Records for the task =
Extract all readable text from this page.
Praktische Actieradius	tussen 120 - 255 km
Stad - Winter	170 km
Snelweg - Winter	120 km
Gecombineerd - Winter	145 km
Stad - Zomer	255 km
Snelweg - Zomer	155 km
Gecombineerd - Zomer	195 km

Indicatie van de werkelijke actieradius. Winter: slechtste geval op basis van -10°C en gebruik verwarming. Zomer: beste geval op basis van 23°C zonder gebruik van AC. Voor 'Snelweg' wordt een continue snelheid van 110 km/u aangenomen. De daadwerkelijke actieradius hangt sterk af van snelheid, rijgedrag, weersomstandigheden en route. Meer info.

Task directions = Check each line of the material for "Winter". Copy the ones that have it.

Reply to the task =
Stad - Winter	170 km
Snelweg - Winter	120 km
Gecombineerd - Winter	145 km
Indicatie van de werkelijke actieradius. Winter: slechtste geval op basis van -10°C en gebruik verwarming. Zomer: beste geval op basis van 23°C zonder gebruik van AC. Voor 'Snelweg' wordt een continue snelheid van 110 km/u aangenomen. De daadwerkelijke actieradius hangt sterk af van snelheid, rijgedrag, weersomstandigheden en route. Meer info.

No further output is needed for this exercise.